__TO DO__
Show all lines from the listing below that contain "теля".

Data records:

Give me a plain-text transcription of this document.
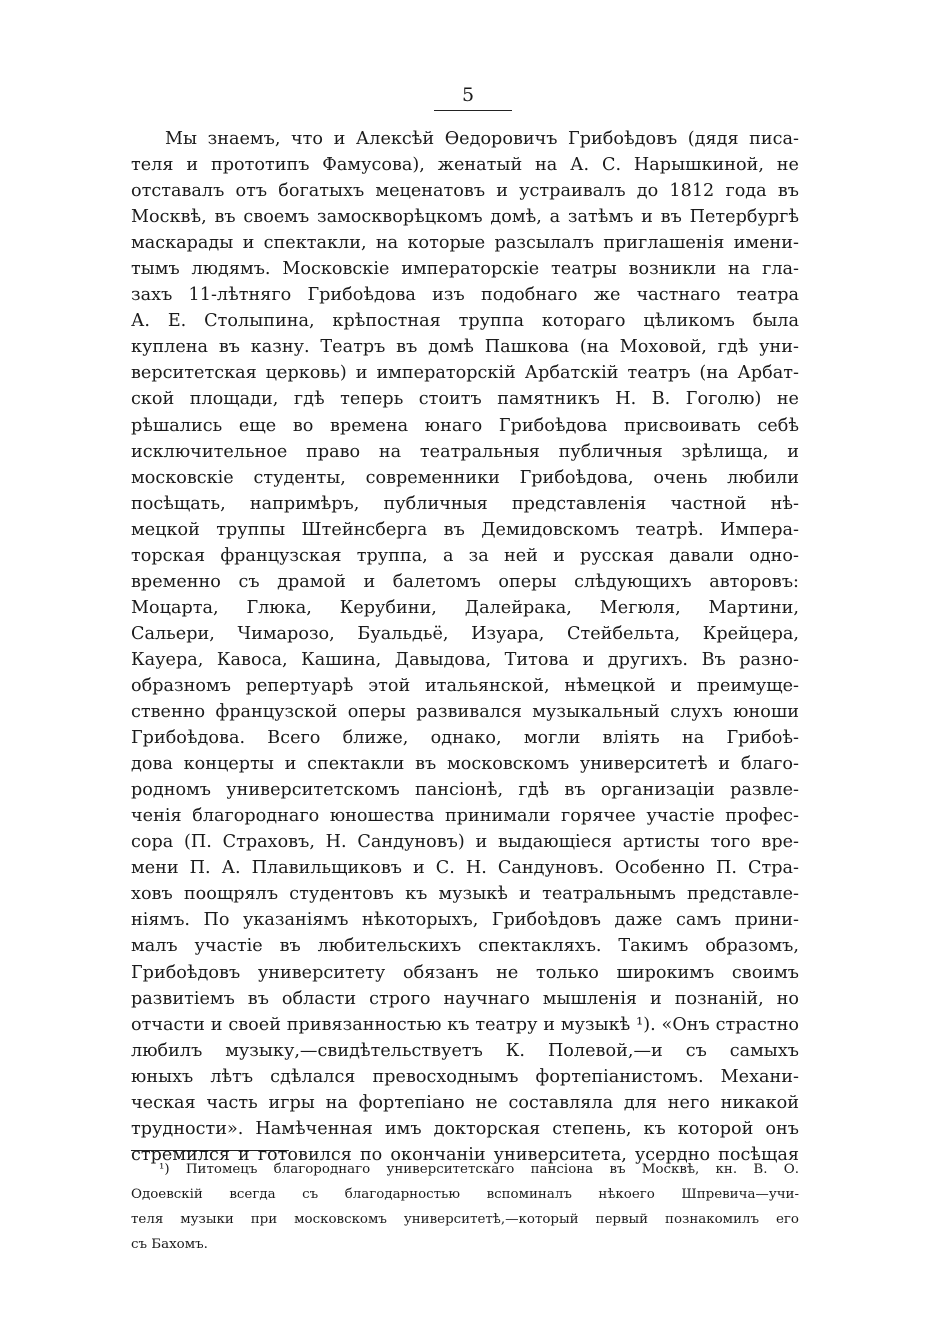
5
Мы знаемъ, что и Алексѣй Ѳедоровичъ Грибоѣдовъ (дядя писа-
теля и прототипъ Фамусова), женатый на А. С. Нарышкиной, не
отставалъ отъ богатыхъ меценатовъ и устраивалъ до 1812 года въ
Москвѣ, въ своемъ замоскворѣцкомъ домѣ, а затѣмъ и въ Петербургѣ
маскарады и спектакли, на которые разсылалъ приглашенія имени-
тымъ людямъ. Московскіе императорскіе театры возникли на гла-
захъ 11-лѣтняго Грибоѣдова изъ подобнаго же частнаго театра
А. Е. Столыпина, крѣпостная труппа котораго цѣликомъ была
куплена въ казну. Театръ въ домѣ Пашкова (на Моховой, гдѣ уни-
верситетская церковь) и императорскій Арбатскій театръ (на Арбат-
ской площади, гдѣ теперь стоитъ памятникъ Н. В. Гоголю) не
рѣшались еще во времена юнаго Грибоѣдова присвоивать себѣ
исключительное право на театральныя публичныя зрѣлища, и
московскіе студенты, современники Грибоѣдова, очень любили
посѣщать, напримѣръ, публичныя представленія частной нѣ-
мецкой труппы Штейнсберга въ Демидовскомъ театрѣ. Импера-
торская французская труппа, а за ней и русская давали одно-
временно съ драмой и балетомъ оперы слѣдующихъ авторовъ:
Моцарта, Глюка, Керубини, Далейрака, Мегюля, Мартини,
Сальери, Чимарозо, Буальдьё, Изуара, Стейбельта, Крейцера,
Кауера, Кавоса, Кашина, Давыдова, Титова и другихъ. Въ разно-
образномъ репертуарѣ этой итальянской, нѣмецкой и преимуще-
ственно французской оперы развивался музыкальный слухъ юноши
Грибоѣдова. Всего ближе, однако, могли вліять на Грибоѣ-
дова концерты и спектакли въ московскомъ университетѣ и благо-
родномъ университетскомъ пансіонѣ, гдѣ въ организаціи развле-
ченія благороднаго юношества принимали горячее участіе профес-
сора (П. Страховъ, Н. Сандуновъ) и выдающіеся артисты того вре-
мени П. А. Плавильщиковъ и С. Н. Сандуновъ. Особенно П. Стра-
ховъ поощрялъ студентовъ къ музыкѣ и театральнымъ представле-
ніямъ. По указаніямъ нѣкоторыхъ, Грибоѣдовъ даже самъ прини-
малъ участіе въ любительскихъ спектакляхъ. Такимъ образомъ,
Грибоѣдовъ университету обязанъ не только широкимъ своимъ
развитіемъ въ области строго научнаго мышленія и познаній, но
отчасти и своей привязанностью къ театру и музыкѣ ¹). «Онъ страстно
любилъ музыку,—свидѣтельствуетъ К. Полевой,—и съ самыхъ
юныхъ лѣтъ сдѣлался превосходнымъ фортепіанистомъ. Механи-
ческая часть игры на фортепіано не составляла для него никакой
трудности». Намѣченная имъ докторская степень, къ которой онъ
стремился и готовился по окончаніи университета, усердно посѣщая
¹) Питомецъ благороднаго университетскаго пансіона въ Москвѣ, кн. В. О.
Одоевскій всегда съ благодарностью вспоминалъ нѣкоего Шпревича—учи-
теля музыки при московскомъ университетѣ,—который первый познакомилъ его
съ Бахомъ.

__RIGHT ANSWER__
теля и прототипъ Фамусова), женатый на А. С. Нарышкиной, не
теля музыки при московскомъ университетѣ,—который первый познакомилъ его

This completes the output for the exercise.